- GIVEN RECORDS -
··········

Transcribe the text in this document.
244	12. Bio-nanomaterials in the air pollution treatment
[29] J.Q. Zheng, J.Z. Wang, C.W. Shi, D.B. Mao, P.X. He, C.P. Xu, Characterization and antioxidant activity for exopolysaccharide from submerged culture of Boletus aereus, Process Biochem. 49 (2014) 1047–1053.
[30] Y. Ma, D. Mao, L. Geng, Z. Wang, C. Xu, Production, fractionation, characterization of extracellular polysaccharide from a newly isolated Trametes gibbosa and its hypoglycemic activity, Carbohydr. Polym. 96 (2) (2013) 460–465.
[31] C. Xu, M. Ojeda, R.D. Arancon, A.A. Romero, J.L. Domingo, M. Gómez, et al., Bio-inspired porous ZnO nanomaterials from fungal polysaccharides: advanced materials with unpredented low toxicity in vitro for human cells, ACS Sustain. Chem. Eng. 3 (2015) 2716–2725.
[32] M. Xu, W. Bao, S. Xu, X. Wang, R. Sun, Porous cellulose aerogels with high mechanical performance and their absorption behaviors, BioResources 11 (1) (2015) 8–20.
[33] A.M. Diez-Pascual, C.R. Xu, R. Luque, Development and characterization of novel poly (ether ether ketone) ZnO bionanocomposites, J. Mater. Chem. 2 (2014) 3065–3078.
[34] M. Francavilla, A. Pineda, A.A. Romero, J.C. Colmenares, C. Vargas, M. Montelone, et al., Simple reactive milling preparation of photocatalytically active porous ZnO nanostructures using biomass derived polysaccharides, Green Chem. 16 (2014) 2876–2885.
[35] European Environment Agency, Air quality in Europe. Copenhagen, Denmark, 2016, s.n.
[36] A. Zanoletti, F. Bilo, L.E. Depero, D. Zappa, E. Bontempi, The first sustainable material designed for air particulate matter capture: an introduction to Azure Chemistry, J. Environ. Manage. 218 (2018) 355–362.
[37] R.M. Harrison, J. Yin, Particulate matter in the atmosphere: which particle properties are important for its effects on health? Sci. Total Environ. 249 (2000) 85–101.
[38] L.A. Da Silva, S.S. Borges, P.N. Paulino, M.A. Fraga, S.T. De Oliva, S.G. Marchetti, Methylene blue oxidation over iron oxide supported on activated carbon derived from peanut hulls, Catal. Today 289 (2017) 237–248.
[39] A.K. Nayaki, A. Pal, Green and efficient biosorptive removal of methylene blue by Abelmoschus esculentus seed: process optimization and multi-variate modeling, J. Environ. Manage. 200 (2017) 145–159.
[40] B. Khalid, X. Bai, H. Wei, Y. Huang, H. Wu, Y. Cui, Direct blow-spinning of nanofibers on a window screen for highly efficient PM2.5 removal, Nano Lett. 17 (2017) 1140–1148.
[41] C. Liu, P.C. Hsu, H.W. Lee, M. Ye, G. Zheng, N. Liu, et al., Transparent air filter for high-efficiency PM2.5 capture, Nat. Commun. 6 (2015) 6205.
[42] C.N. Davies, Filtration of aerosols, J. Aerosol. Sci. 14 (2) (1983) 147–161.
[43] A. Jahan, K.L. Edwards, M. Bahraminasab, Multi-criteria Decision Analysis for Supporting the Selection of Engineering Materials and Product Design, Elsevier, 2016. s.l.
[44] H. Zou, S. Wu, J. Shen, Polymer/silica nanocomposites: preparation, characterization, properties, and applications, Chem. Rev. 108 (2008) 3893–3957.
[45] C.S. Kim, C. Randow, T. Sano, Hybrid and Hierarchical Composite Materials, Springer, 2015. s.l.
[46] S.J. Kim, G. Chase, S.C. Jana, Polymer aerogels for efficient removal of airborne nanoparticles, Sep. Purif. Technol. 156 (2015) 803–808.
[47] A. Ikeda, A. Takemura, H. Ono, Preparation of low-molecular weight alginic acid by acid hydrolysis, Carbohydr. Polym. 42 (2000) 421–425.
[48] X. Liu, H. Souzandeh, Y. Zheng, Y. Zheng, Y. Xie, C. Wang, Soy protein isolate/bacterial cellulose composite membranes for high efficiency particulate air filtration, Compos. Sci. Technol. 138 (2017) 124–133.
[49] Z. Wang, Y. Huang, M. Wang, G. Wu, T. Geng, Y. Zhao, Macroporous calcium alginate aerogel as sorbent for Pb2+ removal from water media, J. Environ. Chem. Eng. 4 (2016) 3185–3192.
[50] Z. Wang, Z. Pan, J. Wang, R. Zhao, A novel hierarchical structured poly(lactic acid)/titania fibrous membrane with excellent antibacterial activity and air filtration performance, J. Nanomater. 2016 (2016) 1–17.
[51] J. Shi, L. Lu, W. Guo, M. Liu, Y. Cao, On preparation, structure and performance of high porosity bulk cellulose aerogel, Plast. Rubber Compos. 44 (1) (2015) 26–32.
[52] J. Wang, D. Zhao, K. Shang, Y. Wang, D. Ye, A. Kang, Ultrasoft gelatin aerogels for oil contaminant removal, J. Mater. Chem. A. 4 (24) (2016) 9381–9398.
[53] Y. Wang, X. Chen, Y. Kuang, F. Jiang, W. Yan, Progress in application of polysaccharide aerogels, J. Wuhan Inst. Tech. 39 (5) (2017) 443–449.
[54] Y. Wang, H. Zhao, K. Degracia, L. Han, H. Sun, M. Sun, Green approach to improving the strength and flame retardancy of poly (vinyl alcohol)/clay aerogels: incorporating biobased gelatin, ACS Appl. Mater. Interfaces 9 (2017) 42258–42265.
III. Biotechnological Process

··········

- TASK DETAILS -
Return all of the data word for word.

- EXERCISE OUTPUT -
Transcribe the text in this document.
244	12. Bio-nanomaterials in the air pollution treatment
[29] J.Q. Zheng, J.Z. Wang, C.W. Shi, D.B. Mao, P.X. He, C.P. Xu, Characterization and antioxidant activity for exopolysaccharide from submerged culture of Boletus aereus, Process Biochem. 49 (2014) 1047–1053.
[30] Y. Ma, D. Mao, L. Geng, Z. Wang, C. Xu, Production, fractionation, characterization of extracellular polysaccharide from a newly isolated Trametes gibbosa and its hypoglycemic activity, Carbohydr. Polym. 96 (2) (2013) 460–465.
[31] C. Xu, M. Ojeda, R.D. Arancon, A.A. Romero, J.L. Domingo, M. Gómez, et al., Bio-inspired porous ZnO nanomaterials from fungal polysaccharides: advanced materials with unpredented low toxicity in vitro for human cells, ACS Sustain. Chem. Eng. 3 (2015) 2716–2725.
[32] M. Xu, W. Bao, S. Xu, X. Wang, R. Sun, Porous cellulose aerogels with high mechanical performance and their absorption behaviors, BioResources 11 (1) (2015) 8–20.
[33] A.M. Diez-Pascual, C.R. Xu, R. Luque, Development and characterization of novel poly (ether ether ketone) ZnO bionanocomposites, J. Mater. Chem. 2 (2014) 3065–3078.
[34] M. Francavilla, A. Pineda, A.A. Romero, J.C. Colmenares, C. Vargas, M. Montelone, et al., Simple reactive milling preparation of photocatalytically active porous ZnO nanostructures using biomass derived polysaccharides, Green Chem. 16 (2014) 2876–2885.
[35] European Environment Agency, Air quality in Europe. Copenhagen, Denmark, 2016, s.n.
[36] A. Zanoletti, F. Bilo, L.E. Depero, D. Zappa, E. Bontempi, The first sustainable material designed for air particulate matter capture: an introduction to Azure Chemistry, J. Environ. Manage. 218 (2018) 355–362.
[37] R.M. Harrison, J. Yin, Particulate matter in the atmosphere: which particle properties are important for its effects on health? Sci. Total Environ. 249 (2000) 85–101.
[38] L.A. Da Silva, S.S. Borges, P.N. Paulino, M.A. Fraga, S.T. De Oliva, S.G. Marchetti, Methylene blue oxidation over iron oxide supported on activated carbon derived from peanut hulls, Catal. Today 289 (2017) 237–248.
[39] A.K. Nayaki, A. Pal, Green and efficient biosorptive removal of methylene blue by Abelmoschus esculentus seed: process optimization and multi-variate modeling, J. Environ. Manage. 200 (2017) 145–159.
[40] B. Khalid, X. Bai, H. Wei, Y. Huang, H. Wu, Y. Cui, Direct blow-spinning of nanofibers on a window screen for highly efficient PM2.5 removal, Nano Lett. 17 (2017) 1140–1148.
[41] C. Liu, P.C. Hsu, H.W. Lee, M. Ye, G. Zheng, N. Liu, et al., Transparent air filter for high-efficiency PM2.5 capture, Nat. Commun. 6 (2015) 6205.
[42] C.N. Davies, Filtration of aerosols, J. Aerosol. Sci. 14 (2) (1983) 147–161.
[43] A. Jahan, K.L. Edwards, M. Bahraminasab, Multi-criteria Decision Analysis for Supporting the Selection of Engineering Materials and Product Design, Elsevier, 2016. s.l.
[44] H. Zou, S. Wu, J. Shen, Polymer/silica nanocomposites: preparation, characterization, properties, and applications, Chem. Rev. 108 (2008) 3893–3957.
[45] C.S. Kim, C. Randow, T. Sano, Hybrid and Hierarchical Composite Materials, Springer, 2015. s.l.
[46] S.J. Kim, G. Chase, S.C. Jana, Polymer aerogels for efficient removal of airborne nanoparticles, Sep. Purif. Technol. 156 (2015) 803–808.
[47] A. Ikeda, A. Takemura, H. Ono, Preparation of low-molecular weight alginic acid by acid hydrolysis, Carbohydr. Polym. 42 (2000) 421–425.
[48] X. Liu, H. Souzandeh, Y. Zheng, Y. Zheng, Y. Xie, C. Wang, Soy protein isolate/bacterial cellulose composite membranes for high efficiency particulate air filtration, Compos. Sci. Technol. 138 (2017) 124–133.
[49] Z. Wang, Y. Huang, M. Wang, G. Wu, T. Geng, Y. Zhao, Macroporous calcium alginate aerogel as sorbent for Pb2+ removal from water media, J. Environ. Chem. Eng. 4 (2016) 3185–3192.
[50] Z. Wang, Z. Pan, J. Wang, R. Zhao, A novel hierarchical structured poly(lactic acid)/titania fibrous membrane with excellent antibacterial activity and air filtration performance, J. Nanomater. 2016 (2016) 1–17.
[51] J. Shi, L. Lu, W. Guo, M. Liu, Y. Cao, On preparation, structure and performance of high porosity bulk cellulose aerogel, Plast. Rubber Compos. 44 (1) (2015) 26–32.
[52] J. Wang, D. Zhao, K. Shang, Y. Wang, D. Ye, A. Kang, Ultrasoft gelatin aerogels for oil contaminant removal, J. Mater. Chem. A. 4 (24) (2016) 9381–9398.
[53] Y. Wang, X. Chen, Y. Kuang, F. Jiang, W. Yan, Progress in application of polysaccharide aerogels, J. Wuhan Inst. Tech. 39 (5) (2017) 443–449.
[54] Y. Wang, H. Zhao, K. Degracia, L. Han, H. Sun, M. Sun, Green approach to improving the strength and flame retardancy of poly (vinyl alcohol)/clay aerogels: incorporating biobased gelatin, ACS Appl. Mater. Interfaces 9 (2017) 42258–42265.
III. Biotechnological Process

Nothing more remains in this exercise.